[Begin Task data]

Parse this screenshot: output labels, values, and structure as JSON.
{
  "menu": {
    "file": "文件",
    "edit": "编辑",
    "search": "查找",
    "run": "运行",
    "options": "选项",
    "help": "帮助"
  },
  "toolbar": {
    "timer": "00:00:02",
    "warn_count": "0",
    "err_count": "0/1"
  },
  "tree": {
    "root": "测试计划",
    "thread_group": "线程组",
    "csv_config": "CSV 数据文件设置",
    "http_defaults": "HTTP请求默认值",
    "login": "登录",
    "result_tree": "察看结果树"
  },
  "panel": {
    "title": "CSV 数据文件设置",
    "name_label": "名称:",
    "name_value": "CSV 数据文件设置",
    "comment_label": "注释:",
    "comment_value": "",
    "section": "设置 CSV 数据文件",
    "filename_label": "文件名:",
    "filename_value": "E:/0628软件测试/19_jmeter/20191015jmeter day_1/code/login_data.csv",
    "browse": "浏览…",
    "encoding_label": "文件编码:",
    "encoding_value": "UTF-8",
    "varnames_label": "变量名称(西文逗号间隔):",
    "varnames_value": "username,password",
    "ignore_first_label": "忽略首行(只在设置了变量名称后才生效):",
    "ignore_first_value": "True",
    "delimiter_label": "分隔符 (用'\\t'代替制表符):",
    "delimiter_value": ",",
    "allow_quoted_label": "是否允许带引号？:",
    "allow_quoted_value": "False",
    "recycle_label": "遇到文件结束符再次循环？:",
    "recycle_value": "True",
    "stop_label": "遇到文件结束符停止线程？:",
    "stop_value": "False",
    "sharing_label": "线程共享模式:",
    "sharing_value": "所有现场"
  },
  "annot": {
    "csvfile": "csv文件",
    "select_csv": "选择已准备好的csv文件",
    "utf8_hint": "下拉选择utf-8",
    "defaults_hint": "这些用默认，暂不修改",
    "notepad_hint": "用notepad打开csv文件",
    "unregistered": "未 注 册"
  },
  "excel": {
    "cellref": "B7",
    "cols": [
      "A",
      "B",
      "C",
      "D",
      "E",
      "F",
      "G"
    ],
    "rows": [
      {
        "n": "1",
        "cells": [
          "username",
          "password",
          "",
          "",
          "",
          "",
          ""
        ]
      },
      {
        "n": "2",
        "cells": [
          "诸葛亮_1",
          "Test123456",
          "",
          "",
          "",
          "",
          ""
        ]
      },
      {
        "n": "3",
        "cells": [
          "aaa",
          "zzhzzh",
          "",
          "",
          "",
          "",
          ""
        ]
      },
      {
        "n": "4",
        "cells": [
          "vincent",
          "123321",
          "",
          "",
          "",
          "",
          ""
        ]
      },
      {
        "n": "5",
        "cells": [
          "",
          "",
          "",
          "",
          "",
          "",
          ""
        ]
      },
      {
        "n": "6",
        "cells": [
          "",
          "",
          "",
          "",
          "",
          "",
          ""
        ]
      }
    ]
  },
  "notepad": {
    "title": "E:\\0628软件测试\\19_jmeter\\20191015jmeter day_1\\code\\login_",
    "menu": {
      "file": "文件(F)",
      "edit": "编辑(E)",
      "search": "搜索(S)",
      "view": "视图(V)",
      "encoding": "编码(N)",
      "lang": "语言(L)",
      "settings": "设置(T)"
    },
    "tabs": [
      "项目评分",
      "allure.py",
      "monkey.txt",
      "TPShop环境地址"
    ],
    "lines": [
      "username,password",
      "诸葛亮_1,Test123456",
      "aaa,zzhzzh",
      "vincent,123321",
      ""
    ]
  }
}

[End Task data]

• Task to carry out: All entries shown above should be printed again exactly.

• Solution for this exercise:
Parse this screenshot: output labels, values, and structure as JSON.
{
  "menu": {
    "file": "文件",
    "edit": "编辑",
    "search": "查找",
    "run": "运行",
    "options": "选项",
    "help": "帮助"
  },
  "toolbar": {
    "timer": "00:00:02",
    "warn_count": "0",
    "err_count": "0/1"
  },
  "tree": {
    "root": "测试计划",
    "thread_group": "线程组",
    "csv_config": "CSV 数据文件设置",
    "http_defaults": "HTTP请求默认值",
    "login": "登录",
    "result_tree": "察看结果树"
  },
  "panel": {
    "title": "CSV 数据文件设置",
    "name_label": "名称:",
    "name_value": "CSV 数据文件设置",
    "comment_label": "注释:",
    "comment_value": "",
    "section": "设置 CSV 数据文件",
    "filename_label": "文件名:",
    "filename_value": "E:/0628软件测试/19_jmeter/20191015jmeter day_1/code/login_data.csv",
    "browse": "浏览…",
    "encoding_label": "文件编码:",
    "encoding_value": "UTF-8",
    "varnames_label": "变量名称(西文逗号间隔):",
    "varnames_value": "username,password",
    "ignore_first_label": "忽略首行(只在设置了变量名称后才生效):",
    "ignore_first_value": "True",
    "delimiter_label": "分隔符 (用'\\t'代替制表符):",
    "delimiter_value": ",",
    "allow_quoted_label": "是否允许带引号？:",
    "allow_quoted_value": "False",
    "recycle_label": "遇到文件结束符再次循环？:",
    "recycle_value": "True",
    "stop_label": "遇到文件结束符停止线程？:",
    "stop_value": "False",
    "sharing_label": "线程共享模式:",
    "sharing_value": "所有现场"
  },
  "annot": {
    "csvfile": "csv文件",
    "select_csv": "选择已准备好的csv文件",
    "utf8_hint": "下拉选择utf-8",
    "defaults_hint": "这些用默认，暂不修改",
    "notepad_hint": "用notepad打开csv文件",
    "unregistered": "未 注 册"
  },
  "excel": {
    "cellref": "B7",
    "cols": [
      "A",
      "B",
      "C",
      "D",
      "E",
      "F",
      "G"
    ],
    "rows": [
      {
        "n": "1",
        "cells": [
          "username",
          "password",
          "",
          "",
          "",
          "",
          ""
        ]
      },
      {
        "n": "2",
        "cells": [
          "诸葛亮_1",
          "Test123456",
          "",
          "",
          "",
          "",
          ""
        ]
      },
      {
        "n": "3",
        "cells": [
          "aaa",
          "zzhzzh",
          "",
          "",
          "",
          "",
          ""
        ]
      },
      {
        "n": "4",
        "cells": [
          "vincent",
          "123321",
          "",
          "",
          "",
          "",
          ""
        ]
      },
      {
        "n": "5",
        "cells": [
          "",
          "",
          "",
          "",
          "",
          "",
          ""
        ]
      },
      {
        "n": "6",
        "cells": [
          "",
          "",
          "",
          "",
          "",
          "",
          ""
        ]
      }
    ]
  },
  "notepad": {
    "title": "E:\\0628软件测试\\19_jmeter\\20191015jmeter day_1\\code\\login_",
    "menu": {
      "file": "文件(F)",
      "edit": "编辑(E)",
      "search": "搜索(S)",
      "view": "视图(V)",
      "encoding": "编码(N)",
      "lang": "语言(L)",
      "settings": "设置(T)"
    },
    "tabs": [
      "项目评分",
      "allure.py",
      "monkey.txt",
      "TPShop环境地址"
    ],
    "lines": [
      "username,password",
      "诸葛亮_1,Test123456",
      "aaa,zzhzzh",
      "vincent,123321",
      ""
    ]
  }
}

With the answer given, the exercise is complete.